# Given instruction:
Copy out every line in which the string "person" occurs.

[Data excerpts]
::::

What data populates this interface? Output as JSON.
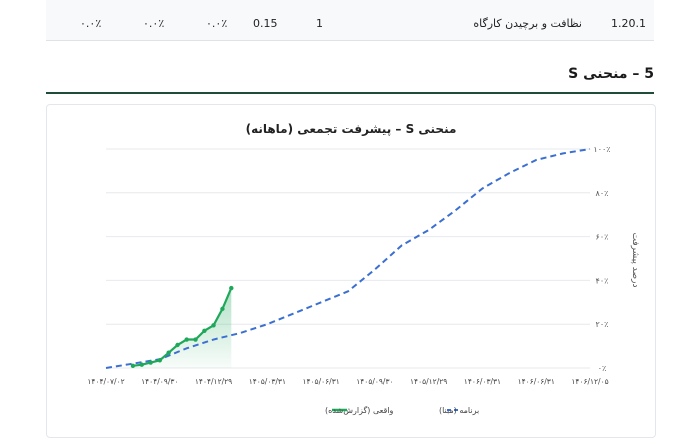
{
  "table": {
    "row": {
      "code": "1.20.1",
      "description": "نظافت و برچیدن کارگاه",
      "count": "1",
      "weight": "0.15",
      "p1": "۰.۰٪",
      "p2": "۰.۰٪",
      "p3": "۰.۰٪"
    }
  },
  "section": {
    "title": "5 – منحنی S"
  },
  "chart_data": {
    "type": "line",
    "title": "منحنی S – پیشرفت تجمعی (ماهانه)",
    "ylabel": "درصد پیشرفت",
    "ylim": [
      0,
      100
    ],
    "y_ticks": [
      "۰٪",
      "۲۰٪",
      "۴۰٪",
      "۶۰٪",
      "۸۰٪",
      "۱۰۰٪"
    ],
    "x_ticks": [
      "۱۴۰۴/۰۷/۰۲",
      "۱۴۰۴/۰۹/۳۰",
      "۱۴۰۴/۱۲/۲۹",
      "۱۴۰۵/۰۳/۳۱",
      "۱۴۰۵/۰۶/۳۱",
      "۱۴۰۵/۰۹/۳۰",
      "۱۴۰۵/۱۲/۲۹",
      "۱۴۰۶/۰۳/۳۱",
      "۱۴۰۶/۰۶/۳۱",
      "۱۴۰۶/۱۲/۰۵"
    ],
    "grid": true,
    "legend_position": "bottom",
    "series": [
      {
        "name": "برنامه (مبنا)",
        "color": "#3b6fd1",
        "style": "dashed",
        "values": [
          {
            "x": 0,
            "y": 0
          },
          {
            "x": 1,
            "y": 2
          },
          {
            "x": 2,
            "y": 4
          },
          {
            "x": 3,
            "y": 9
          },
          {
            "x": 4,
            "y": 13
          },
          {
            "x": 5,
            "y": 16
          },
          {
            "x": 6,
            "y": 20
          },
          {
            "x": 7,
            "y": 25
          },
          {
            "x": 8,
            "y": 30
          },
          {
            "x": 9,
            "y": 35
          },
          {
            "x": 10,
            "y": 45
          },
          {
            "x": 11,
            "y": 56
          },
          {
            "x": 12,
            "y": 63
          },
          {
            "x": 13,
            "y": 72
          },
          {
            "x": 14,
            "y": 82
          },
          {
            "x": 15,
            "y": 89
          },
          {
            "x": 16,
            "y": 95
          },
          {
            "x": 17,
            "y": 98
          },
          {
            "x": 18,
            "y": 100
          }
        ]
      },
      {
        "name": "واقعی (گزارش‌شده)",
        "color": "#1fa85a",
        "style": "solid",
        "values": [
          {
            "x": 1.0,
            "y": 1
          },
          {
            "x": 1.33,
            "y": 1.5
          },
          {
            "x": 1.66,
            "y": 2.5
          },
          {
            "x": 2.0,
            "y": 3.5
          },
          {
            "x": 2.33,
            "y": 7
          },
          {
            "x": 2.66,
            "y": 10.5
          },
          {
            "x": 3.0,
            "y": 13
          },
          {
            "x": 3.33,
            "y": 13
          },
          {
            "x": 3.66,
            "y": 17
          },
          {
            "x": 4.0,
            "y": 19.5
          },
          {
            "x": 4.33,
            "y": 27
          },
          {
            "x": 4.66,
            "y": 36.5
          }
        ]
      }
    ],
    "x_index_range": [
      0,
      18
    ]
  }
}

::::

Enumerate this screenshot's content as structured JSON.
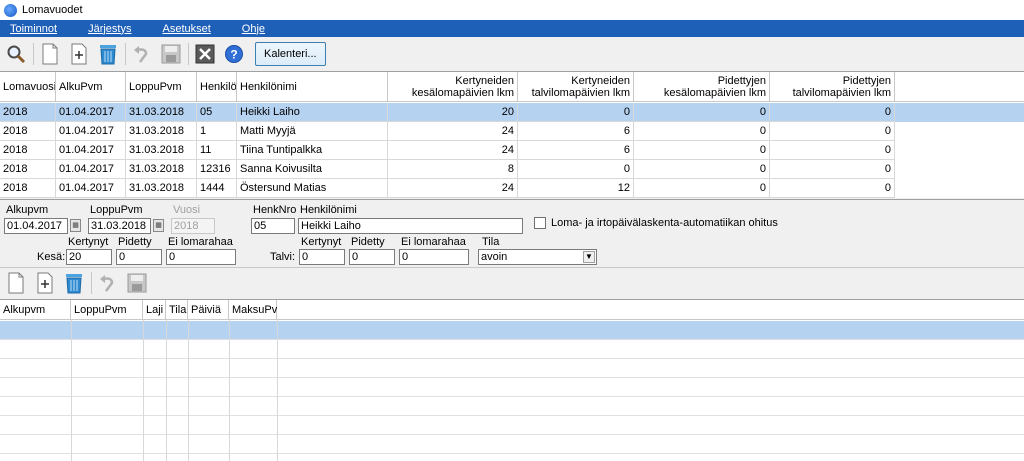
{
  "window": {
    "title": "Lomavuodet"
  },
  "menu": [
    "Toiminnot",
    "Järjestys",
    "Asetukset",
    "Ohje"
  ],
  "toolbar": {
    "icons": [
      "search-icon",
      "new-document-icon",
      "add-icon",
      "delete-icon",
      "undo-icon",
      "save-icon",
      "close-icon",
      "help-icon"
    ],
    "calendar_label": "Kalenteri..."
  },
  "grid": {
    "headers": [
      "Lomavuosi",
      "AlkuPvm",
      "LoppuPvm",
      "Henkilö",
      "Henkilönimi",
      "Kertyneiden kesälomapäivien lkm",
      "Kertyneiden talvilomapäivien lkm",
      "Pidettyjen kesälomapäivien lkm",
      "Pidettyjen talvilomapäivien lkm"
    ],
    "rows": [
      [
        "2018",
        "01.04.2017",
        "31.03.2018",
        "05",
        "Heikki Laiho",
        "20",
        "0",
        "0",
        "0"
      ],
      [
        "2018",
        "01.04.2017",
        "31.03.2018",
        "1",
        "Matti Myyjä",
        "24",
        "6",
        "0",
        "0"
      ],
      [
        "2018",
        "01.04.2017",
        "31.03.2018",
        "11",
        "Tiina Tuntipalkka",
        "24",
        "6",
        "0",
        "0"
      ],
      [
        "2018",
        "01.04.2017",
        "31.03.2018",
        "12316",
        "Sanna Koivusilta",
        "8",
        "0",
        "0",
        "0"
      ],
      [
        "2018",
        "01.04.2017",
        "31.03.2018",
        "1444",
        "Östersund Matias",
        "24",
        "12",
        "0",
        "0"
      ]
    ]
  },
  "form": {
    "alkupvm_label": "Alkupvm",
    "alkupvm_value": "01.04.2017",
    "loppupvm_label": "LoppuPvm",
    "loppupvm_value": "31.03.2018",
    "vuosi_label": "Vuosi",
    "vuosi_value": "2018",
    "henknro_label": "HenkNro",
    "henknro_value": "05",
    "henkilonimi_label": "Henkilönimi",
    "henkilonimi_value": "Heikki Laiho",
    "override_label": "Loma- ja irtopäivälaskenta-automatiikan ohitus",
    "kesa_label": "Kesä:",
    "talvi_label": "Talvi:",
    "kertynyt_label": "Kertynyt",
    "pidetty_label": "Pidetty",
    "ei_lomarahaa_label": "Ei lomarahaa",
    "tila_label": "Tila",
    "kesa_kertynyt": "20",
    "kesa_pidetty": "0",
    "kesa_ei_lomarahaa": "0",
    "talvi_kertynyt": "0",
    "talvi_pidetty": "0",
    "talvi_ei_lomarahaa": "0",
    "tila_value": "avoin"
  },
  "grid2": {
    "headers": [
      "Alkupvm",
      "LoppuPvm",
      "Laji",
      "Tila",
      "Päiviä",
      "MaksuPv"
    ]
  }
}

::::

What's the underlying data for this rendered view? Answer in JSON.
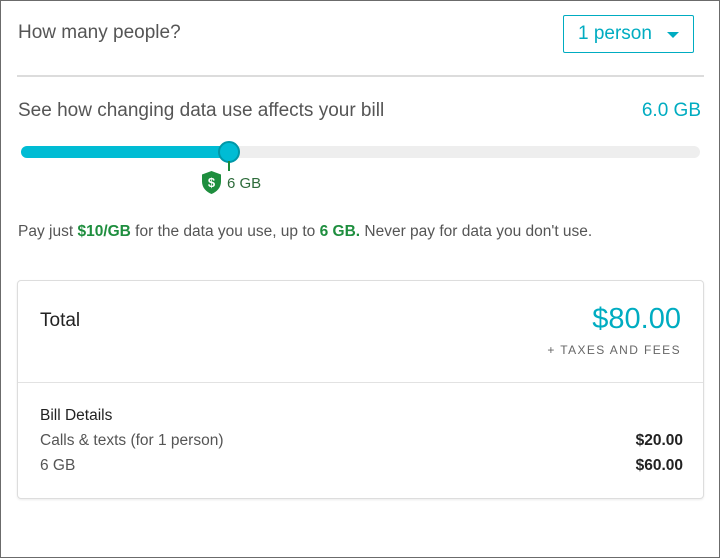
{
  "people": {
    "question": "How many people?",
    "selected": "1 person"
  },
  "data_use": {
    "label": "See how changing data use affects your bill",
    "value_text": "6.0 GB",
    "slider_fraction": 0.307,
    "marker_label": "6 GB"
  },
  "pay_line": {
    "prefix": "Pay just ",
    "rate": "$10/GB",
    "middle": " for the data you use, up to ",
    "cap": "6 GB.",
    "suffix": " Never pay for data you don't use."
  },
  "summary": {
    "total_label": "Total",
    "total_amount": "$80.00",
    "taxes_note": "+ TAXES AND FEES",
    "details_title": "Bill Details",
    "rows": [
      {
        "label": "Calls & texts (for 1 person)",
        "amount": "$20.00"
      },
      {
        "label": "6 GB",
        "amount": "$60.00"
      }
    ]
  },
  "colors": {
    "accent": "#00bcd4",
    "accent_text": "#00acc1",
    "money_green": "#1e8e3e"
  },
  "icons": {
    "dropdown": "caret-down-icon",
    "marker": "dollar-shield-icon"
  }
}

::::

# Final result:
    "selected": "1 person"
        "label": "Calls & texts (for 1 person)",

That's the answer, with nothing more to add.